### WHAT TO WORK ON:
Write out every record below exactly as it appears.

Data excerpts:
((

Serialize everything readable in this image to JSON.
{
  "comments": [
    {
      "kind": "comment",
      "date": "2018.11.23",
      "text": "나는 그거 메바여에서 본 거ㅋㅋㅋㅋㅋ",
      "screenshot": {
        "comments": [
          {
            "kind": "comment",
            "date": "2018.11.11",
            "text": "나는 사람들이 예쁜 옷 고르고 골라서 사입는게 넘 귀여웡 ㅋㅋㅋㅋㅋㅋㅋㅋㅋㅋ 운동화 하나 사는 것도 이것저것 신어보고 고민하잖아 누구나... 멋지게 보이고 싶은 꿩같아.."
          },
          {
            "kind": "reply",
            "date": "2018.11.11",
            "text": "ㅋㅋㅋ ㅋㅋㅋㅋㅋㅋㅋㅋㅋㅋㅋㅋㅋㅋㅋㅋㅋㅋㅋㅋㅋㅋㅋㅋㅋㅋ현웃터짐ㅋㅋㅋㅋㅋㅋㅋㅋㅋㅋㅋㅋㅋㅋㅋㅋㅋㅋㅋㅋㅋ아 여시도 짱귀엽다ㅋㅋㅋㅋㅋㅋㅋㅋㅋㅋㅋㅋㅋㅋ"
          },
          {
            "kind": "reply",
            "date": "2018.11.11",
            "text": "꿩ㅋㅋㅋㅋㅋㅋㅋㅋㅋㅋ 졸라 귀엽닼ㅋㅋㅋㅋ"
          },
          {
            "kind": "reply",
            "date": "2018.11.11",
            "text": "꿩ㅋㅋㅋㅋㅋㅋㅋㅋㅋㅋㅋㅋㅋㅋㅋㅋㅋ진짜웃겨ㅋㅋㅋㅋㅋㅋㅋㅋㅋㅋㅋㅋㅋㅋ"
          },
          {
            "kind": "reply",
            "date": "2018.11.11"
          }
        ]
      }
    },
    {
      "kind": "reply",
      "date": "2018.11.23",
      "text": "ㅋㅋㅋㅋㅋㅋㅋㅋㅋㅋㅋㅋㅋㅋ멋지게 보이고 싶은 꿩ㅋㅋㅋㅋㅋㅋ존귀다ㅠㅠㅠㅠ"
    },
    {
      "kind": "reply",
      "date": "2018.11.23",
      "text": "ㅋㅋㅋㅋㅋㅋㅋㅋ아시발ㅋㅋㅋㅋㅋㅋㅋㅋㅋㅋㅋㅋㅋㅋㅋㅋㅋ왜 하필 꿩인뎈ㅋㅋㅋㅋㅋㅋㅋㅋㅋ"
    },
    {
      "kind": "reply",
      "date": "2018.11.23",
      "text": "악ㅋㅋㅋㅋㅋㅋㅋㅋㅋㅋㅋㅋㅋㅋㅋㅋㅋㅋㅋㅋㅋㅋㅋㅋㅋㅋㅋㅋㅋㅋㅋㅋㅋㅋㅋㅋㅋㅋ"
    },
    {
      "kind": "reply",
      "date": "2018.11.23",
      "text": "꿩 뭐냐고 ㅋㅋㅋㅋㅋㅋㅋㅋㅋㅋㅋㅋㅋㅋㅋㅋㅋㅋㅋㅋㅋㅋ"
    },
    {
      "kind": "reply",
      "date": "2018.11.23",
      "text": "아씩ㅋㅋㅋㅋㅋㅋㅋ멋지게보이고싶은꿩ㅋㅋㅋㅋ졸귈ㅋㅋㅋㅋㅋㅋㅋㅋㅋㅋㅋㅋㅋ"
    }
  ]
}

))

### ANSWER TO THIS PROBLEM:
Serialize everything readable in this image to JSON.
{
  "comments": [
    {
      "kind": "comment",
      "date": "2018.11.23",
      "text": "나는 그거 메바여에서 본 거ㅋㅋㅋㅋㅋ",
      "screenshot": {
        "comments": [
          {
            "kind": "comment",
            "date": "2018.11.11",
            "text": "나는 사람들이 예쁜 옷 고르고 골라서 사입는게 넘 귀여웡 ㅋㅋㅋㅋㅋㅋㅋㅋㅋㅋ 운동화 하나 사는 것도 이것저것 신어보고 고민하잖아 누구나... 멋지게 보이고 싶은 꿩같아.."
          },
          {
            "kind": "reply",
            "date": "2018.11.11",
            "text": "ㅋㅋㅋ ㅋㅋㅋㅋㅋㅋㅋㅋㅋㅋㅋㅋㅋㅋㅋㅋㅋㅋㅋㅋㅋㅋㅋㅋㅋㅋ현웃터짐ㅋㅋㅋㅋㅋㅋㅋㅋㅋㅋㅋㅋㅋㅋㅋㅋㅋㅋㅋㅋㅋ아 여시도 짱귀엽다ㅋㅋㅋㅋㅋㅋㅋㅋㅋㅋㅋㅋㅋㅋ"
          },
          {
            "kind": "reply",
            "date": "2018.11.11",
            "text": "꿩ㅋㅋㅋㅋㅋㅋㅋㅋㅋㅋ 졸라 귀엽닼ㅋㅋㅋㅋ"
          },
          {
            "kind": "reply",
            "date": "2018.11.11",
            "text": "꿩ㅋㅋㅋㅋㅋㅋㅋㅋㅋㅋㅋㅋㅋㅋㅋㅋㅋ진짜웃겨ㅋㅋㅋㅋㅋㅋㅋㅋㅋㅋㅋㅋㅋㅋ"
          },
          {
            "kind": "reply",
            "date": "2018.11.11"
          }
        ]
      }
    },
    {
      "kind": "reply",
      "date": "2018.11.23",
      "text": "ㅋㅋㅋㅋㅋㅋㅋㅋㅋㅋㅋㅋㅋㅋ멋지게 보이고 싶은 꿩ㅋㅋㅋㅋㅋㅋ존귀다ㅠㅠㅠㅠ"
    },
    {
      "kind": "reply",
      "date": "2018.11.23",
      "text": "ㅋㅋㅋㅋㅋㅋㅋㅋ아시발ㅋㅋㅋㅋㅋㅋㅋㅋㅋㅋㅋㅋㅋㅋㅋㅋㅋ왜 하필 꿩인뎈ㅋㅋㅋㅋㅋㅋㅋㅋㅋ"
    },
    {
      "kind": "reply",
      "date": "2018.11.23",
      "text": "악ㅋㅋㅋㅋㅋㅋㅋㅋㅋㅋㅋㅋㅋㅋㅋㅋㅋㅋㅋㅋㅋㅋㅋㅋㅋㅋㅋㅋㅋㅋㅋㅋㅋㅋㅋㅋㅋㅋ"
    },
    {
      "kind": "reply",
      "date": "2018.11.23",
      "text": "꿩 뭐냐고 ㅋㅋㅋㅋㅋㅋㅋㅋㅋㅋㅋㅋㅋㅋㅋㅋㅋㅋㅋㅋㅋㅋ"
    },
    {
      "kind": "reply",
      "date": "2018.11.23",
      "text": "아씩ㅋㅋㅋㅋㅋㅋㅋ멋지게보이고싶은꿩ㅋㅋㅋㅋ졸귈ㅋㅋㅋㅋㅋㅋㅋㅋㅋㅋㅋㅋㅋ"
    }
  ]
}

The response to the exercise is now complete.